== INPUT DATA

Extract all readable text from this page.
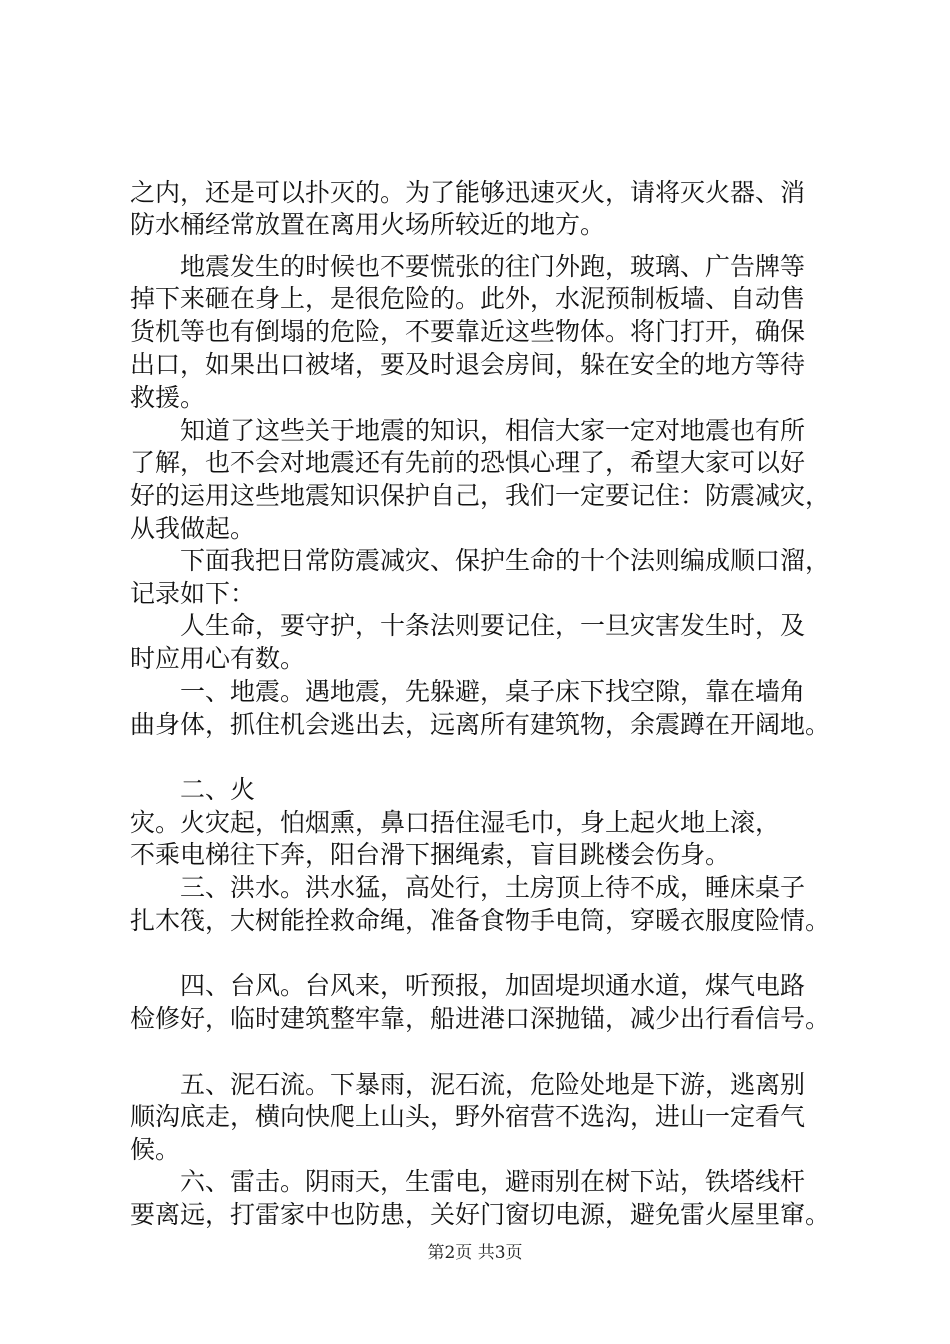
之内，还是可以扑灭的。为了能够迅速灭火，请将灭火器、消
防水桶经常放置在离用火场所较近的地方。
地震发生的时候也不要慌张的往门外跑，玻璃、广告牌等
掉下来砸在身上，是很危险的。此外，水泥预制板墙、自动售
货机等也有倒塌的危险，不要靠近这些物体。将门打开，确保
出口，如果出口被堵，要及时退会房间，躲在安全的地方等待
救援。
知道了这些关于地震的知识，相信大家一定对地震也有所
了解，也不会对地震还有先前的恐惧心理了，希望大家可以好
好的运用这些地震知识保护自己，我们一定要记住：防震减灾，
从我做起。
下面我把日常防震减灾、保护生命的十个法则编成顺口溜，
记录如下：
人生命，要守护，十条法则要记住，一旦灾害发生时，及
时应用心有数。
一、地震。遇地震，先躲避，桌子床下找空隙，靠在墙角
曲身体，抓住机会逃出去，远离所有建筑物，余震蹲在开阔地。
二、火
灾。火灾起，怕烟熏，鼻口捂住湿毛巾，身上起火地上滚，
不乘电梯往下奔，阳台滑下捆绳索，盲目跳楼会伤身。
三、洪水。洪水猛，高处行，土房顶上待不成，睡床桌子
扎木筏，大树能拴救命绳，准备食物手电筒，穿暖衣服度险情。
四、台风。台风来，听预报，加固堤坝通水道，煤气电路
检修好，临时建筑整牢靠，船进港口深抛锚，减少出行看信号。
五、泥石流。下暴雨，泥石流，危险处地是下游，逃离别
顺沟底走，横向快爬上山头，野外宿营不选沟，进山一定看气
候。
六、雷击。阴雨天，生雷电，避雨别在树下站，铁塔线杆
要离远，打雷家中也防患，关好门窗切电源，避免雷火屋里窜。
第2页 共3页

====
== INPUT DATA

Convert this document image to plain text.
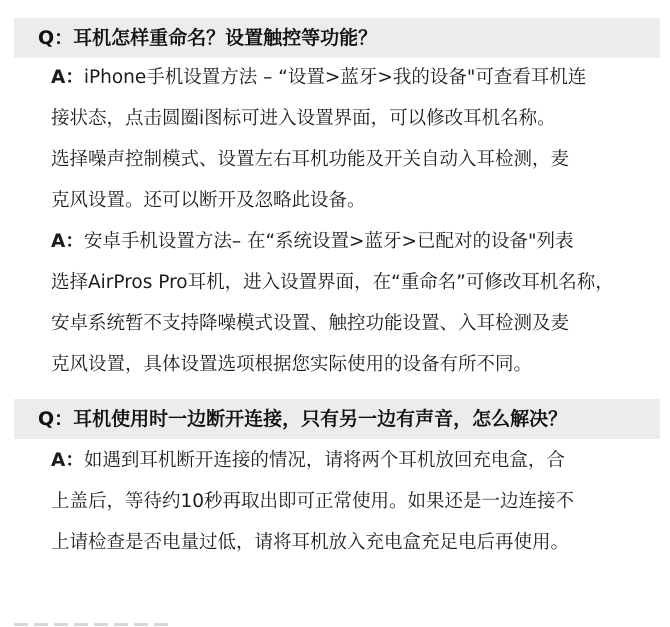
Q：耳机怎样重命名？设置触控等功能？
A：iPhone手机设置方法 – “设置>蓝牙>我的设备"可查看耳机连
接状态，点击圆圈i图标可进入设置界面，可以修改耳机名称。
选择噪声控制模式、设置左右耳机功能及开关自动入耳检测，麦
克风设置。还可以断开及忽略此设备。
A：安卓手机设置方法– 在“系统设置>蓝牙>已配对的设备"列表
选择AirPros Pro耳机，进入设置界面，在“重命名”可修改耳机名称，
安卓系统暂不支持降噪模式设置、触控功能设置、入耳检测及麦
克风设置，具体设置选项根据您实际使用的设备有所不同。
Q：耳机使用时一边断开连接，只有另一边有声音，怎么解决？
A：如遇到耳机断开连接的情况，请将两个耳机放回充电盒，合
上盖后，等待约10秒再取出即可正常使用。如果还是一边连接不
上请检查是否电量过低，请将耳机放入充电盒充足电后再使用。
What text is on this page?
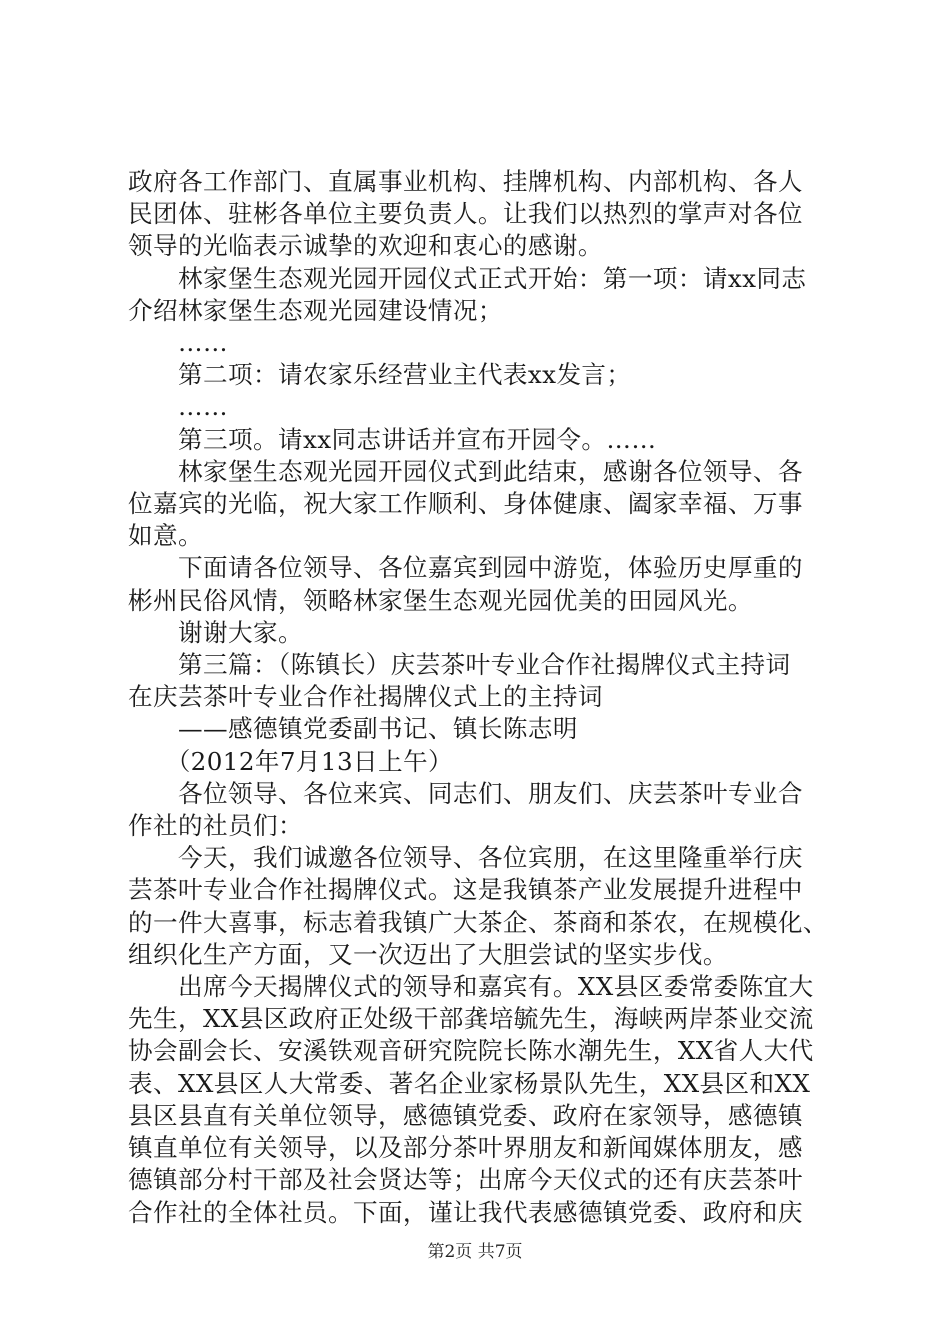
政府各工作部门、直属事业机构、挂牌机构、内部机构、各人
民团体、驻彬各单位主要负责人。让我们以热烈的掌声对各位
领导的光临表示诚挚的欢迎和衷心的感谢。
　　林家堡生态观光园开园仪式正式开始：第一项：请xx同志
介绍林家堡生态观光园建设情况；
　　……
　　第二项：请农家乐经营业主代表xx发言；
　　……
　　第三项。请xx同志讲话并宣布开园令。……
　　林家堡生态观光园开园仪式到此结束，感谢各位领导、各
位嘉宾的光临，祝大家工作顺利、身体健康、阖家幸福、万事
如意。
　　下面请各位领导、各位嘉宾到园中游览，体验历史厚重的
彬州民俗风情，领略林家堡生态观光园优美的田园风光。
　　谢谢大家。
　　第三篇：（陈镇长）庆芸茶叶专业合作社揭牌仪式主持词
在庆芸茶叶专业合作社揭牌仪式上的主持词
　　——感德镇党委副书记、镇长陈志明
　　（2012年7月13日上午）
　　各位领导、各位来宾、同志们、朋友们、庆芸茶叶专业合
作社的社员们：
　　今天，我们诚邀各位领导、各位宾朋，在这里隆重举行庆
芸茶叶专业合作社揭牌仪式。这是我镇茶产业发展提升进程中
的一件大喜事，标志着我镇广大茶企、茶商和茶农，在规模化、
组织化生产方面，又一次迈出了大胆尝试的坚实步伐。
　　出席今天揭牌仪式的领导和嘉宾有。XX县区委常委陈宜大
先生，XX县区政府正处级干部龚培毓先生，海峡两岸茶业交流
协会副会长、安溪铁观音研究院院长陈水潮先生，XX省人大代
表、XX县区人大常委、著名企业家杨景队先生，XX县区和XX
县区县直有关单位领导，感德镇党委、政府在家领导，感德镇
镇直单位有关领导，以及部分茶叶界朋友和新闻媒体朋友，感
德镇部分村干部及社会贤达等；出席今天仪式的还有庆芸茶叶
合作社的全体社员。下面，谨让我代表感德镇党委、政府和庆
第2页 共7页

====

## SET PROBLEM
Report all lines of the data above that include the string "克风设置".

## RESPONSE
克风设置。还可以断开及忽略此设备。
克风设置，具体设置选项根据您实际使用的设备有所不同。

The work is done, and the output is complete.